***** Data shown

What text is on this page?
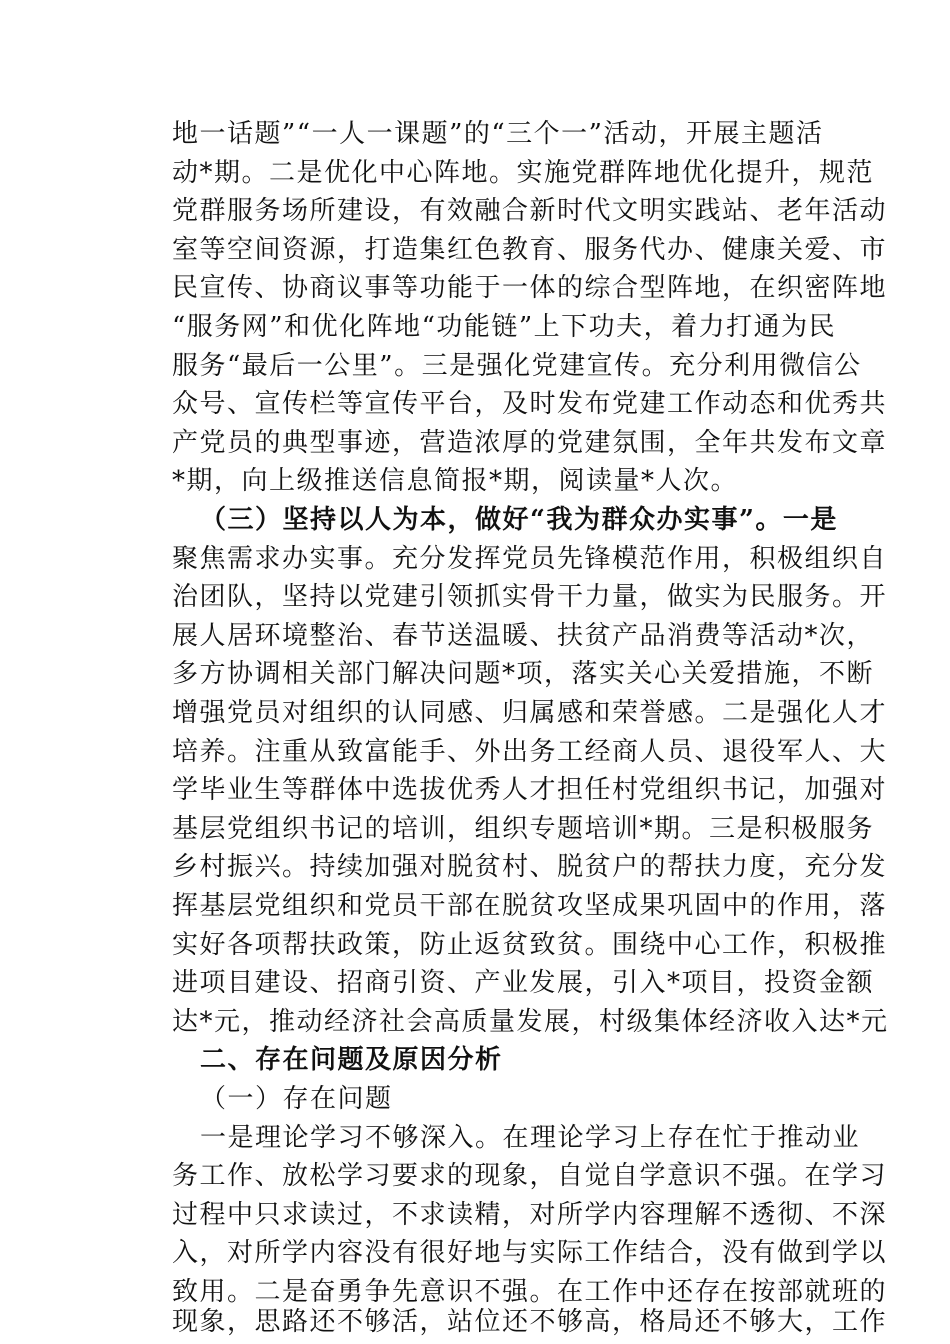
地一话题”“一人一课题”的“三个一”活动，开展主题活
动*期。二是优化中心阵地。实施党群阵地优化提升，规范
党群服务场所建设，有效融合新时代文明实践站、老年活动
室等空间资源，打造集红色教育、服务代办、健康关爱、市
民宣传、协商议事等功能于一体的综合型阵地，在织密阵地
“服务网”和优化阵地“功能链”上下功夫，着力打通为民
服务“最后一公里”。三是强化党建宣传。充分利用微信公
众号、宣传栏等宣传平台，及时发布党建工作动态和优秀共
产党员的典型事迹，营造浓厚的党建氛围，全年共发布文章
*期，向上级推送信息简报*期，阅读量*人次。
（三）坚持以人为本，做好“我为群众办实事”。一是
聚焦需求办实事。充分发挥党员先锋模范作用，积极组织自
治团队，坚持以党建引领抓实骨干力量，做实为民服务。开
展人居环境整治、春节送温暖、扶贫产品消费等活动*次，
多方协调相关部门解决问题*项，落实关心关爱措施，不断
增强党员对组织的认同感、归属感和荣誉感。二是强化人才
培养。注重从致富能手、外出务工经商人员、退役军人、大
学毕业生等群体中选拔优秀人才担任村党组织书记，加强对
基层党组织书记的培训，组织专题培训*期。三是积极服务
乡村振兴。持续加强对脱贫村、脱贫户的帮扶力度，充分发
挥基层党组织和党员干部在脱贫攻坚成果巩固中的作用，落
实好各项帮扶政策，防止返贫致贫。围绕中心工作，积极推
进项目建设、招商引资、产业发展，引入*项目，投资金额
达*元，推动经济社会高质量发展，村级集体经济收入达*元
二、存在问题及原因分析
（一）存在问题
一是理论学习不够深入。在理论学习上存在忙于推动业
务工作、放松学习要求的现象，自觉自学意识不强。在学习
过程中只求读过，不求读精，对所学内容理解不透彻、不深
入，对所学内容没有很好地与实际工作结合，没有做到学以
致用。二是奋勇争先意识不强。在工作中还存在按部就班的
现象，思路还不够活，站位还不够高，格局还不够大，工作
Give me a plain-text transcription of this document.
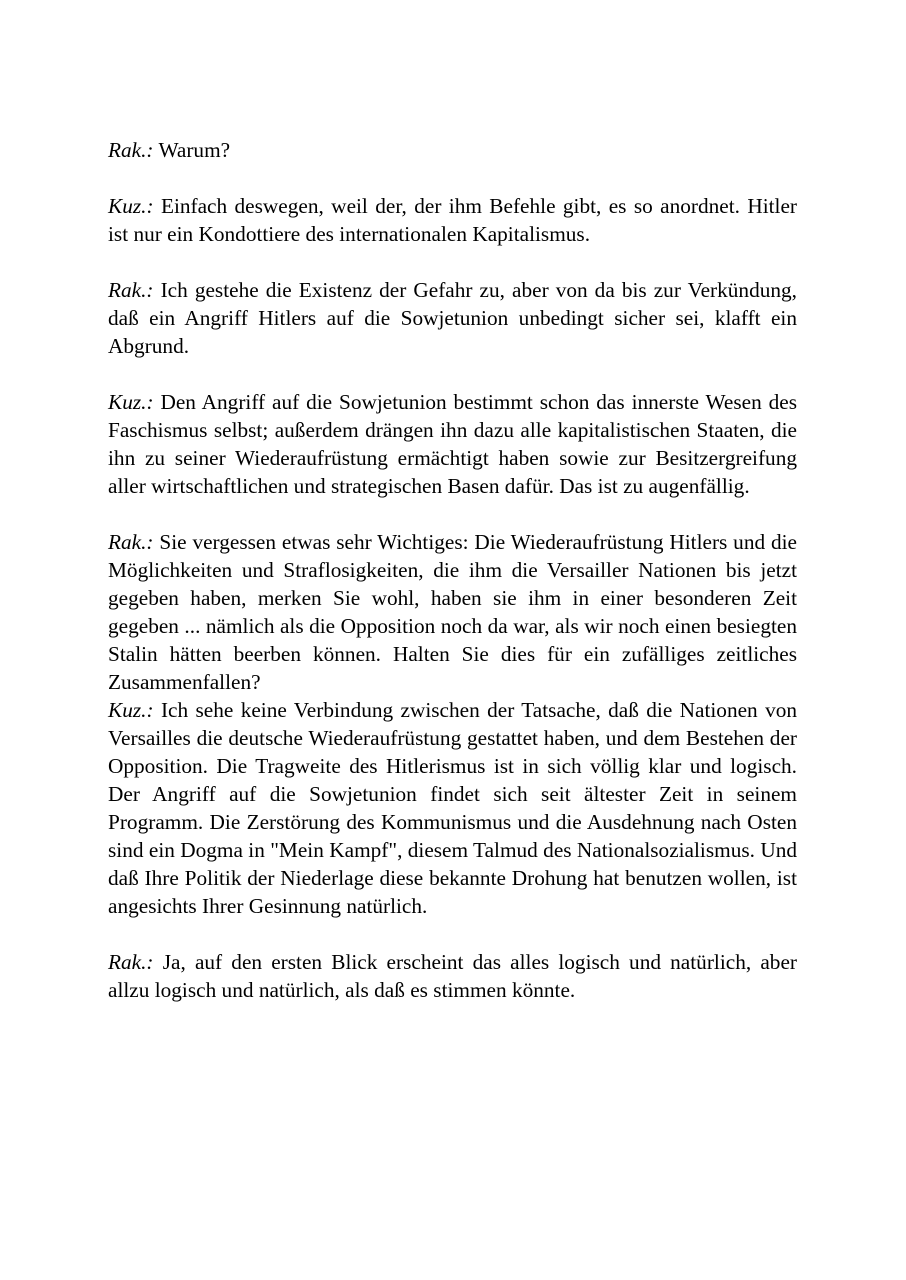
Rak.: Warum?

Kuz.: Einfach deswegen, weil der, der ihm Befehle gibt, es so anordnet. Hitler ist nur ein Kondottiere des internationalen Kapitalismus.

Rak.: Ich gestehe die Existenz der Gefahr zu, aber von da bis zur Verkündung, daß ein Angriff Hitlers auf die Sowjetunion unbedingt sicher sei, klafft ein Abgrund.

Kuz.: Den Angriff auf die Sowjetunion bestimmt schon das innerste Wesen des Faschismus selbst; außerdem drängen ihn dazu alle kapitalistischen Staaten, die ihn zu seiner Wiederaufrüstung ermächtigt haben sowie zur Besitzergreifung aller wirtschaftlichen und strategischen Basen dafür. Das ist zu augenfällig.

Rak.: Sie vergessen etwas sehr Wichtiges: Die Wiederaufrüstung Hitlers und die Möglichkeiten und Straflosigkeiten, die ihm die Versailler Nationen bis jetzt gegeben haben, merken Sie wohl, haben sie ihm in einer besonderen Zeit gegeben ... nämlich als die Opposition noch da war, als wir noch einen besiegten Stalin hätten beerben können. Halten Sie dies für ein zufälliges zeitliches Zusammenfallen?

Kuz.: Ich sehe keine Verbindung zwischen der Tatsache, daß die Nationen von Versailles die deutsche Wiederaufrüstung gestattet haben, und dem Bestehen der Opposition. Die Tragweite des Hitlerismus ist in sich völlig klar und logisch. Der Angriff auf die Sowjetunion findet sich seit ältester Zeit in seinem Programm. Die Zerstörung des Kommunismus und die Ausdehnung nach Osten sind ein Dogma in "Mein Kampf", diesem Talmud des Nationalsozialismus. Und daß Ihre Politik der Niederlage diese bekannte Drohung hat benutzen wollen, ist angesichts Ihrer Gesinnung natürlich.

Rak.: Ja, auf den ersten Blick erscheint das alles logisch und natürlich, aber allzu logisch und natürlich, als daß es stimmen könnte.
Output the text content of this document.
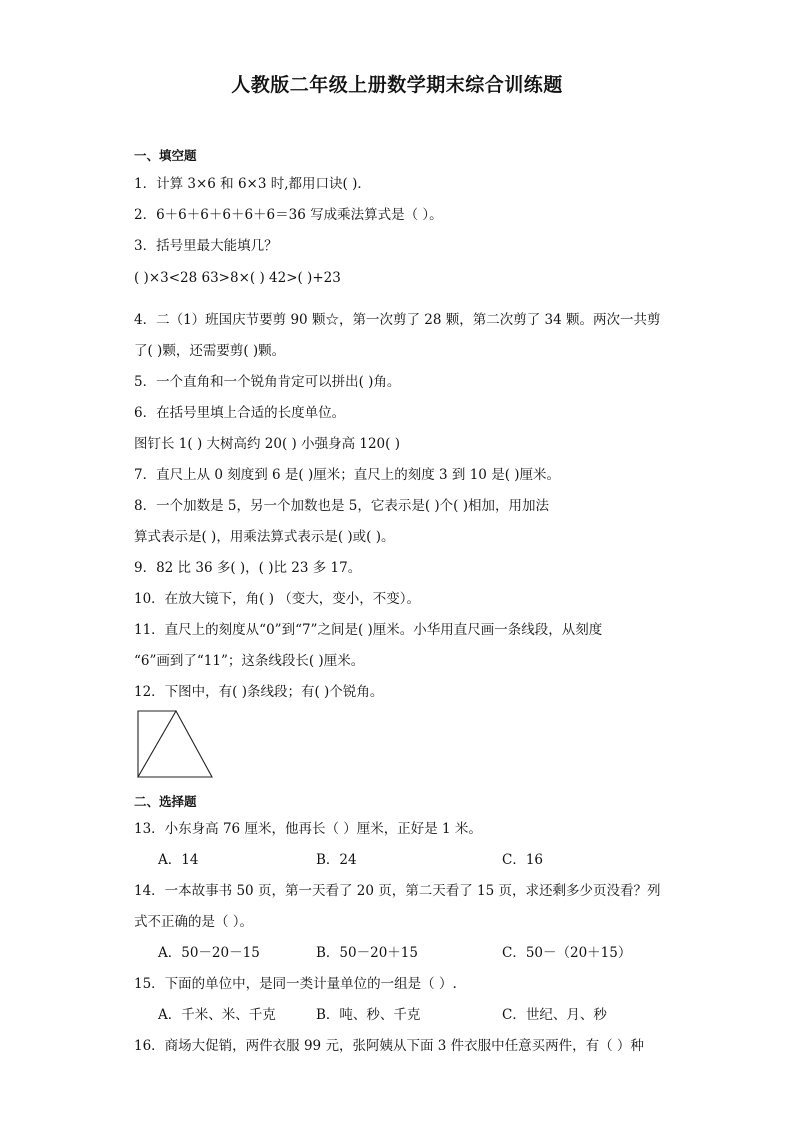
人教版二年级上册数学期末综合训练题
一、填空题
1．计算 3×6 和 6×3 时,都用口诀( )．
2．6＋6＋6＋6＋6＋6＝36 写成乘法算式是（ ）。
3．括号里最大能填几？
( )×3<28 63>8×( ) 42>( )+23
4．二（1）班国庆节要剪 90 颗☆，第一次剪了 28 颗，第二次剪了 34 颗。两次一共剪
了( )颗，还需要剪( )颗。
5．一个直角和一个锐角肯定可以拼出( )角。
6．在括号里填上合适的长度单位。
图钉长 1( ) 大树高约 20( ) 小强身高 120( )
7．直尺上从 0 刻度到 6 是( )厘米；直尺上的刻度 3 到 10 是( )厘米。
8．一个加数是 5，另一个加数也是 5，它表示是( )个( )相加，用加法
算式表示是( )，用乘法算式表示是( )或( )。
9．82 比 36 多( )，( )比 23 多 17。
10．在放大镜下，角( ) （变大，变小，不变）。
11．直尺上的刻度从“0”到“7”之间是( )厘米。小华用直尺画一条线段，从刻度
“6”画到了“11”；这条线段长( )厘米。
12．下图中，有( )条线段；有( )个锐角。
二、选择题
13．小东身高 76 厘米，他再长（ ）厘米，正好是 1 米。
A．14	B．24	C．16
14．一本故事书 50 页，第一天看了 20 页，第二天看了 15 页，求还剩多少页没看？列
式不正确的是（ ）。
A．50－20－15	B．50－20＋15	C．50－（20＋15）
15．下面的单位中，是同一类计量单位的一组是（ ）.
A．千米、米、千克	B．吨、秒、千克	C．世纪、月、秒
16．商场大促销，两件衣服 99 元，张阿姨从下面 3 件衣服中任意买两件，有（ ）种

**********

= Written task =
Would you mind returning each entry above word for word, skipping the images?

= Task response =
What text is on this page?
地一话题”“一人一课题”的“三个一”活动，开展主题活
动*期。二是优化中心阵地。实施党群阵地优化提升，规范
党群服务场所建设，有效融合新时代文明实践站、老年活动
室等空间资源，打造集红色教育、服务代办、健康关爱、市
民宣传、协商议事等功能于一体的综合型阵地，在织密阵地
“服务网”和优化阵地“功能链”上下功夫，着力打通为民
服务“最后一公里”。三是强化党建宣传。充分利用微信公
众号、宣传栏等宣传平台，及时发布党建工作动态和优秀共
产党员的典型事迹，营造浓厚的党建氛围，全年共发布文章
*期，向上级推送信息简报*期，阅读量*人次。
（三）坚持以人为本，做好“我为群众办实事”。一是
聚焦需求办实事。充分发挥党员先锋模范作用，积极组织自
治团队，坚持以党建引领抓实骨干力量，做实为民服务。开
展人居环境整治、春节送温暖、扶贫产品消费等活动*次，
多方协调相关部门解决问题*项，落实关心关爱措施，不断
增强党员对组织的认同感、归属感和荣誉感。二是强化人才
培养。注重从致富能手、外出务工经商人员、退役军人、大
学毕业生等群体中选拔优秀人才担任村党组织书记，加强对
基层党组织书记的培训，组织专题培训*期。三是积极服务
乡村振兴。持续加强对脱贫村、脱贫户的帮扶力度，充分发
挥基层党组织和党员干部在脱贫攻坚成果巩固中的作用，落
实好各项帮扶政策，防止返贫致贫。围绕中心工作，积极推
进项目建设、招商引资、产业发展，引入*项目，投资金额
达*元，推动经济社会高质量发展，村级集体经济收入达*元
二、存在问题及原因分析
（一）存在问题
一是理论学习不够深入。在理论学习上存在忙于推动业
务工作、放松学习要求的现象，自觉自学意识不强。在学习
过程中只求读过，不求读精，对所学内容理解不透彻、不深
入，对所学内容没有很好地与实际工作结合，没有做到学以
致用。二是奋勇争先意识不强。在工作中还存在按部就班的
现象，思路还不够活，站位还不够高，格局还不够大，工作
Give me a plain-text transcription of this document.
Rak.: Warum?

Kuz.: Einfach deswegen, weil der, der ihm Befehle gibt, es so anordnet. Hitler ist nur ein Kondottiere des internationalen Kapitalismus.

Rak.: Ich gestehe die Existenz der Gefahr zu, aber von da bis zur Verkündung, daß ein Angriff Hitlers auf die Sowjetunion unbedingt sicher sei, klafft ein Abgrund.

Kuz.: Den Angriff auf die Sowjetunion bestimmt schon das innerste Wesen des Faschismus selbst; außerdem drängen ihn dazu alle kapitalistischen Staaten, die ihn zu seiner Wiederaufrüstung ermächtigt haben sowie zur Besitzergreifung aller wirtschaftlichen und strategischen Basen dafür. Das ist zu augenfällig.

Rak.: Sie vergessen etwas sehr Wichtiges: Die Wiederaufrüstung Hitlers und die Möglichkeiten und Straflosigkeiten, die ihm die Versailler Nationen bis jetzt gegeben haben, merken Sie wohl, haben sie ihm in einer besonderen Zeit gegeben ... nämlich als die Opposition noch da war, als wir noch einen besiegten Stalin hätten beerben können. Halten Sie dies für ein zufälliges zeitliches Zusammenfallen?

Kuz.: Ich sehe keine Verbindung zwischen der Tatsache, daß die Nationen von Versailles die deutsche Wiederaufrüstung gestattet haben, und dem Bestehen der Opposition. Die Tragweite des Hitlerismus ist in sich völlig klar und logisch. Der Angriff auf die Sowjetunion findet sich seit ältester Zeit in seinem Programm. Die Zerstörung des Kommunismus und die Ausdehnung nach Osten sind ein Dogma in "Mein Kampf", diesem Talmud des Nationalsozialismus. Und daß Ihre Politik der Niederlage diese bekannte Drohung hat benutzen wollen, ist angesichts Ihrer Gesinnung natürlich.

Rak.: Ja, auf den ersten Blick erscheint das alles logisch und natürlich, aber allzu logisch und natürlich, als daß es stimmen könnte.
Output the text content of this document.
人教版二年级上册数学期末综合训练题
一、填空题
1．计算 3×6 和 6×3 时,都用口诀( )．
2．6＋6＋6＋6＋6＋6＝36 写成乘法算式是（ ）。
3．括号里最大能填几？
( )×3<28 63>8×( ) 42>( )+23
4．二（1）班国庆节要剪 90 颗☆，第一次剪了 28 颗，第二次剪了 34 颗。两次一共剪
了( )颗，还需要剪( )颗。
5．一个直角和一个锐角肯定可以拼出( )角。
6．在括号里填上合适的长度单位。
图钉长 1( ) 大树高约 20( ) 小强身高 120( )
7．直尺上从 0 刻度到 6 是( )厘米；直尺上的刻度 3 到 10 是( )厘米。
8．一个加数是 5，另一个加数也是 5，它表示是( )个( )相加，用加法
算式表示是( )，用乘法算式表示是( )或( )。
9．82 比 36 多( )，( )比 23 多 17。
10．在放大镜下，角( ) （变大，变小，不变）。
11．直尺上的刻度从“0”到“7”之间是( )厘米。小华用直尺画一条线段，从刻度
“6”画到了“11”；这条线段长( )厘米。
12．下图中，有( )条线段；有( )个锐角。
二、选择题
13．小东身高 76 厘米，他再长（ ）厘米，正好是 1 米。
A．14	B．24	C．16
14．一本故事书 50 页，第一天看了 20 页，第二天看了 15 页，求还剩多少页没看？列
式不正确的是（ ）。
A．50－20－15	B．50－20＋15	C．50－（20＋15）
15．下面的单位中，是同一类计量单位的一组是（ ）.
A．千米、米、千克	B．吨、秒、千克	C．世纪、月、秒
16．商场大促销，两件衣服 99 元，张阿姨从下面 3 件衣服中任意买两件，有（ ）种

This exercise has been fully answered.